* [WHAT THIS TASK INVOLVES] Records follow. Select each line holding "name".

----

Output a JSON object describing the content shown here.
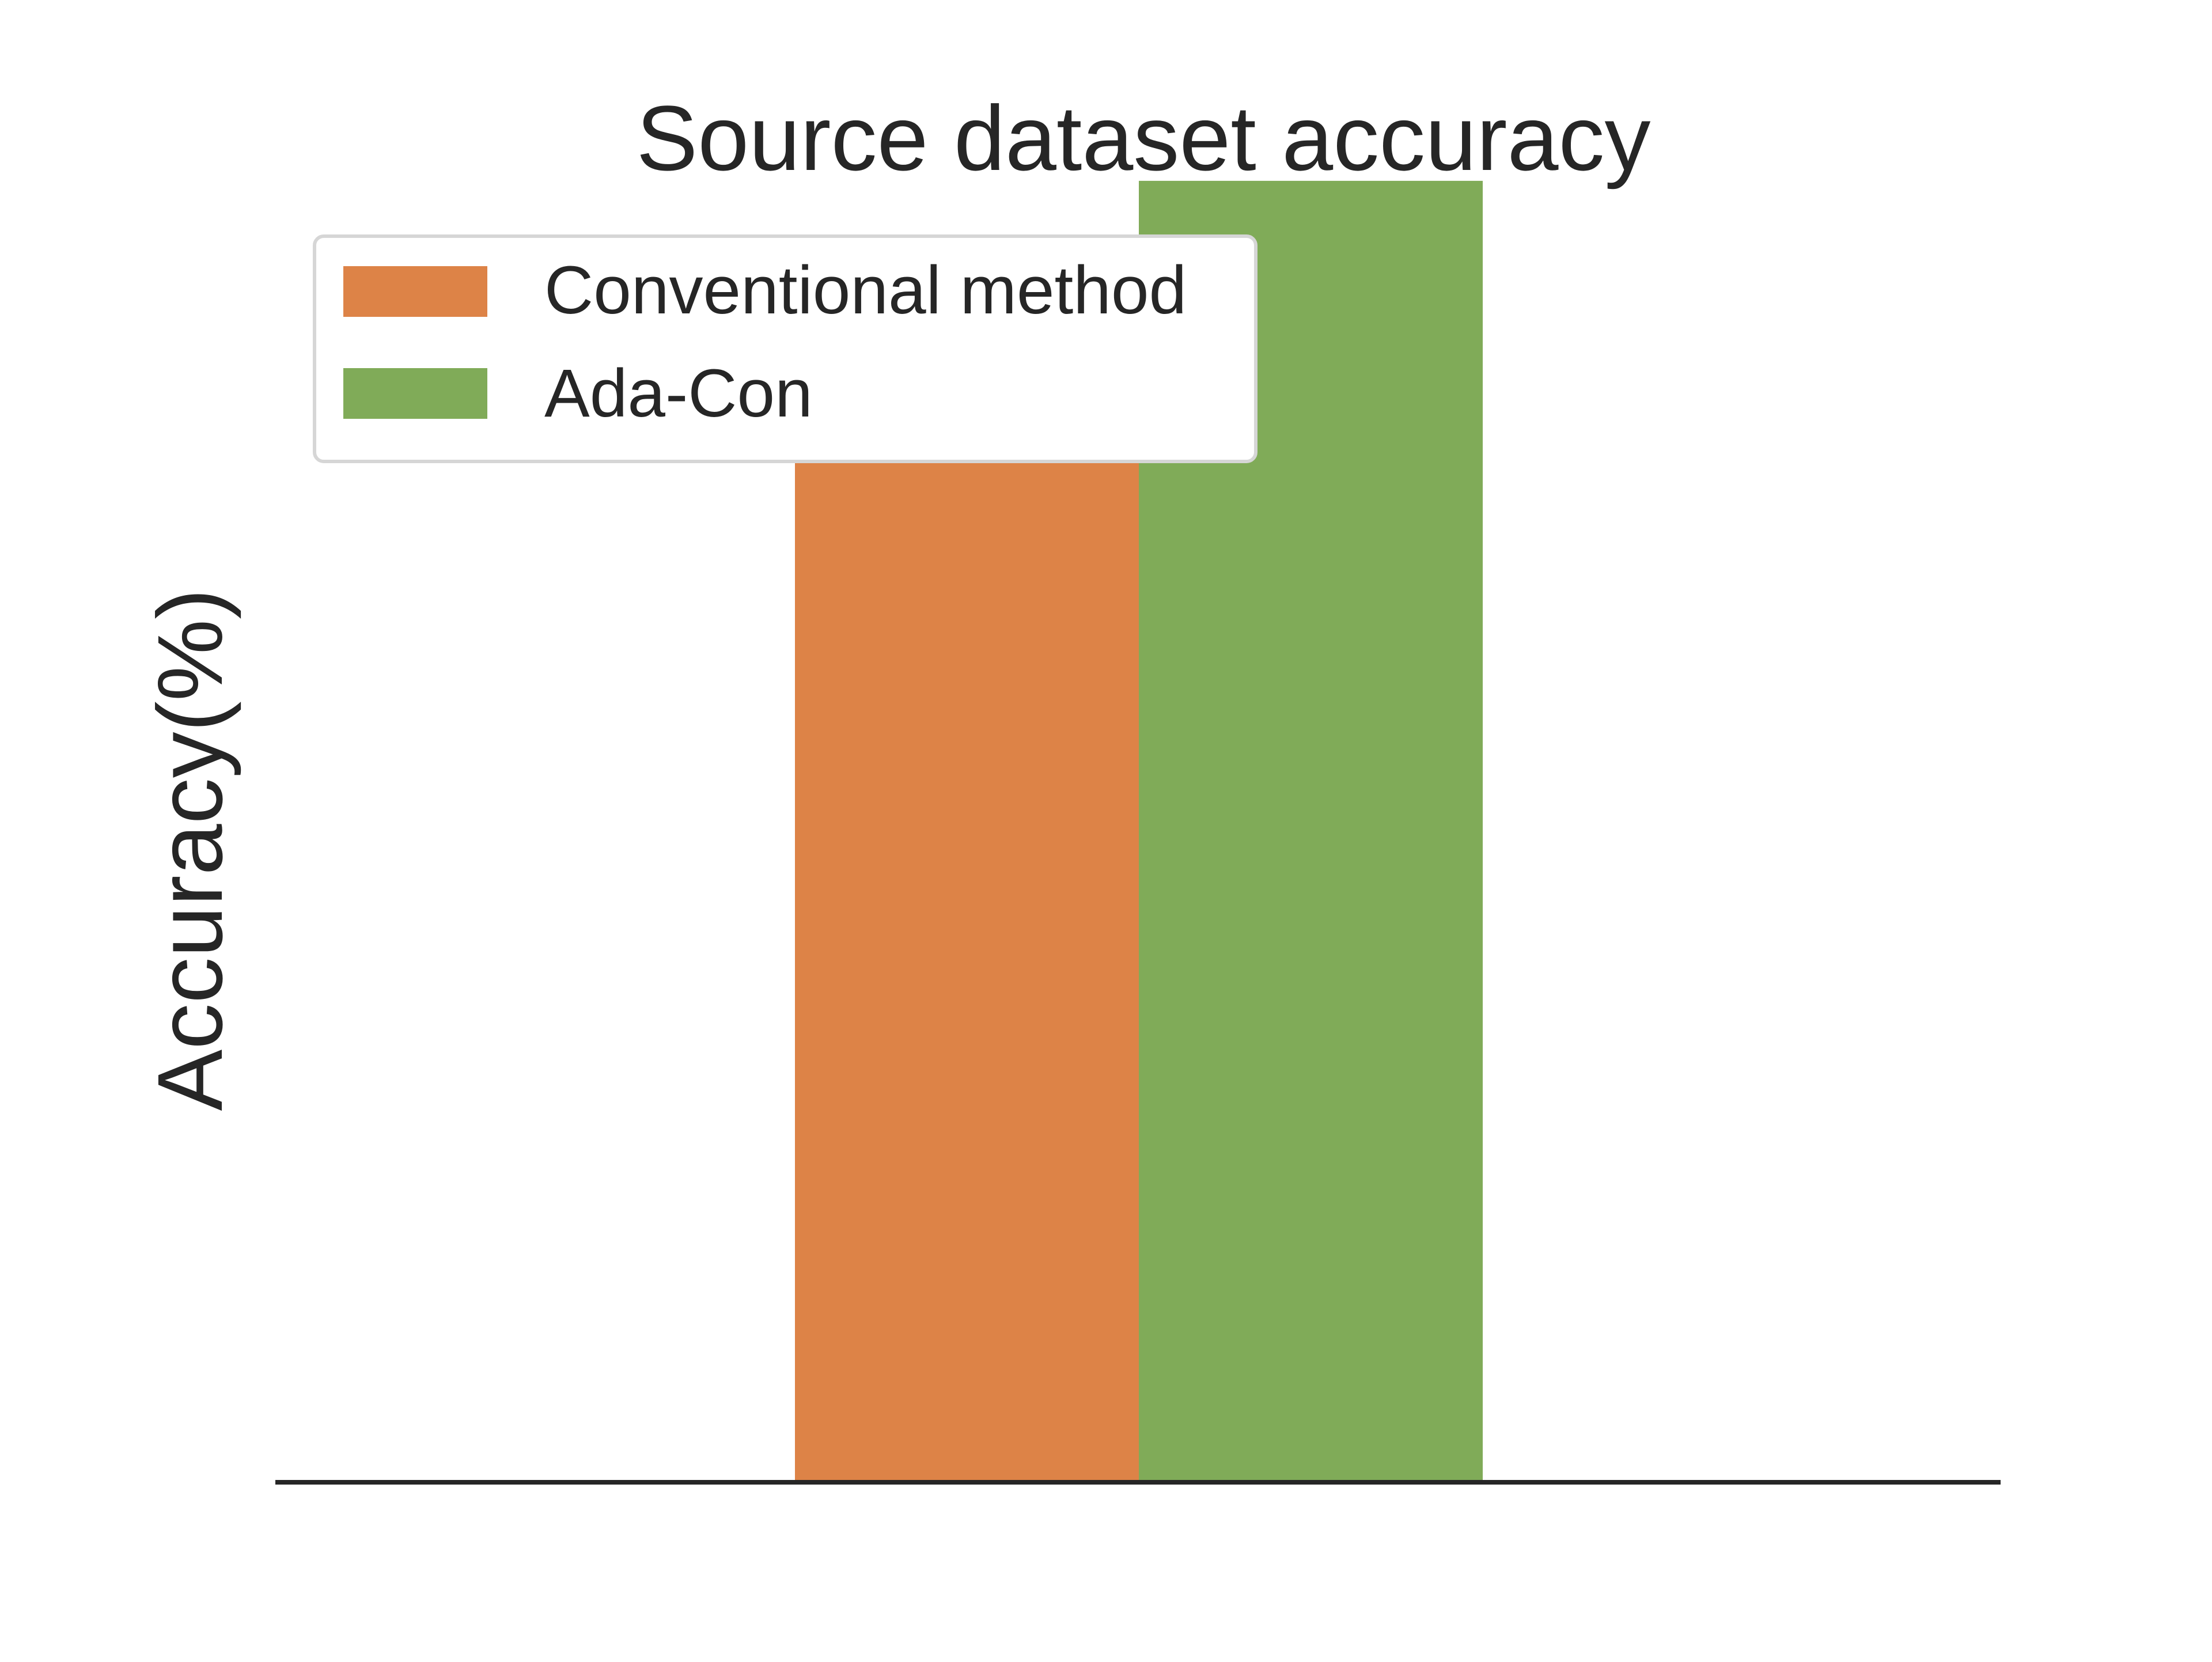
{
  "chart_data": {
    "type": "bar",
    "title": "Source dataset accuracy",
    "xlabel": "",
    "ylabel": "Accuracy(%)",
    "categories": [
      ""
    ],
    "ylim": [
      0,
      100
    ],
    "series": [
      {
        "name": "Conventional method",
        "values": [
          81.2
        ],
        "color": "#DD8347"
      },
      {
        "name": "Ada-Con",
        "values": [
          87.8
        ],
        "color": "#80AB58"
      }
    ],
    "grid": false,
    "legend": "upper-left",
    "axis_color": "#262626",
    "text_color": "#262626"
  }
}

----

* [ANSWER]
        "name": "Conventional method",
        "name": "Ada-Con",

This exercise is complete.